**INSTRUCTIONS FOR THE TASK**
Write out the data exactly, keeping every line.

Top of INPUT FOR THIS TASK

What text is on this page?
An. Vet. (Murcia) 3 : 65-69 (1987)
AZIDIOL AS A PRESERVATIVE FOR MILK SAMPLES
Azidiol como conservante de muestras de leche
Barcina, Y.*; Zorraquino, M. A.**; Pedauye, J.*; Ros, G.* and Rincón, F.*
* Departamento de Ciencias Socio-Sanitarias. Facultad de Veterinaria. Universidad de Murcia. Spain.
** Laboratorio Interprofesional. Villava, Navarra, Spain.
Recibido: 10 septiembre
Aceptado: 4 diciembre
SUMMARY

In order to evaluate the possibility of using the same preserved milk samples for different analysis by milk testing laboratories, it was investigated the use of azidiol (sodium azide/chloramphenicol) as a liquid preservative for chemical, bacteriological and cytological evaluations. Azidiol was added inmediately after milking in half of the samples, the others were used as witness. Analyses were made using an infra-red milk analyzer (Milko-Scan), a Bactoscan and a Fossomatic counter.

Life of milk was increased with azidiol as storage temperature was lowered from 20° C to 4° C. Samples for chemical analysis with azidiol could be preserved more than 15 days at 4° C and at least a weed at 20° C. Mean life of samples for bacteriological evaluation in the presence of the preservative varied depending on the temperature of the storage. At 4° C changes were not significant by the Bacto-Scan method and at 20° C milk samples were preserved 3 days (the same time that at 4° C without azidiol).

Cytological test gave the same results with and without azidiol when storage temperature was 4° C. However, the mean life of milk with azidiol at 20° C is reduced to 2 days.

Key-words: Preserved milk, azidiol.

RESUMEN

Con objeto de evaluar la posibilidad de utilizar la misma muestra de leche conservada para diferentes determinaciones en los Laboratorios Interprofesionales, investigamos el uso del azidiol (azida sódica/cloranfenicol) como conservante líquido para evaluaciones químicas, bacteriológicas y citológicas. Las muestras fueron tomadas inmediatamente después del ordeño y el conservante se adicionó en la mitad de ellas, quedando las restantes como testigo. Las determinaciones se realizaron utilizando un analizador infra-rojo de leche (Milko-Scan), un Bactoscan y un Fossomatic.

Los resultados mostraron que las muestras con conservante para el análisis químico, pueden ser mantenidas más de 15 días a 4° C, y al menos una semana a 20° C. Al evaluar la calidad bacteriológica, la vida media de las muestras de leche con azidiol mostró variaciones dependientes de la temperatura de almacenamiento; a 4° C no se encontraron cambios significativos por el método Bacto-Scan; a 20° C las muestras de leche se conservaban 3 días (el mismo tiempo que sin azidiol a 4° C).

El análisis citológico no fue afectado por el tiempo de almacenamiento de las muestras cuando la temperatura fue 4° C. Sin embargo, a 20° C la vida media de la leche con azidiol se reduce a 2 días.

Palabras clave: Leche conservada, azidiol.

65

Bottom of INPUT FOR THIS TASK

**TASK RESPONSE**
What text is on this page?
An. Vet. (Murcia) 3 : 65-69 (1987)
AZIDIOL AS A PRESERVATIVE FOR MILK SAMPLES
Azidiol como conservante de muestras de leche
Barcina, Y.*; Zorraquino, M. A.**; Pedauye, J.*; Ros, G.* and Rincón, F.*
* Departamento de Ciencias Socio-Sanitarias. Facultad de Veterinaria. Universidad de Murcia. Spain.
** Laboratorio Interprofesional. Villava, Navarra, Spain.
Recibido: 10 septiembre
Aceptado: 4 diciembre
SUMMARY

In order to evaluate the possibility of using the same preserved milk samples for different analysis by milk testing laboratories, it was investigated the use of azidiol (sodium azide/chloramphenicol) as a liquid preservative for chemical, bacteriological and cytological evaluations. Azidiol was added inmediately after milking in half of the samples, the others were used as witness. Analyses were made using an infra-red milk analyzer (Milko-Scan), a Bactoscan and a Fossomatic counter.

Life of milk was increased with azidiol as storage temperature was lowered from 20° C to 4° C. Samples for chemical analysis with azidiol could be preserved more than 15 days at 4° C and at least a weed at 20° C. Mean life of samples for bacteriological evaluation in the presence of the preservative varied depending on the temperature of the storage. At 4° C changes were not significant by the Bacto-Scan method and at 20° C milk samples were preserved 3 days (the same time that at 4° C without azidiol).

Cytological test gave the same results with and without azidiol when storage temperature was 4° C. However, the mean life of milk with azidiol at 20° C is reduced to 2 days.

Key-words: Preserved milk, azidiol.

RESUMEN

Con objeto de evaluar la posibilidad de utilizar la misma muestra de leche conservada para diferentes determinaciones en los Laboratorios Interprofesionales, investigamos el uso del azidiol (azida sódica/cloranfenicol) como conservante líquido para evaluaciones químicas, bacteriológicas y citológicas. Las muestras fueron tomadas inmediatamente después del ordeño y el conservante se adicionó en la mitad de ellas, quedando las restantes como testigo. Las determinaciones se realizaron utilizando un analizador infra-rojo de leche (Milko-Scan), un Bactoscan y un Fossomatic.

Los resultados mostraron que las muestras con conservante para el análisis químico, pueden ser mantenidas más de 15 días a 4° C, y al menos una semana a 20° C. Al evaluar la calidad bacteriológica, la vida media de las muestras de leche con azidiol mostró variaciones dependientes de la temperatura de almacenamiento; a 4° C no se encontraron cambios significativos por el método Bacto-Scan; a 20° C las muestras de leche se conservaban 3 días (el mismo tiempo que sin azidiol a 4° C).

El análisis citológico no fue afectado por el tiempo de almacenamiento de las muestras cuando la temperatura fue 4° C. Sin embargo, a 20° C la vida media de la leche con azidiol se reduce a 2 días.

Palabras clave: Leche conservada, azidiol.

65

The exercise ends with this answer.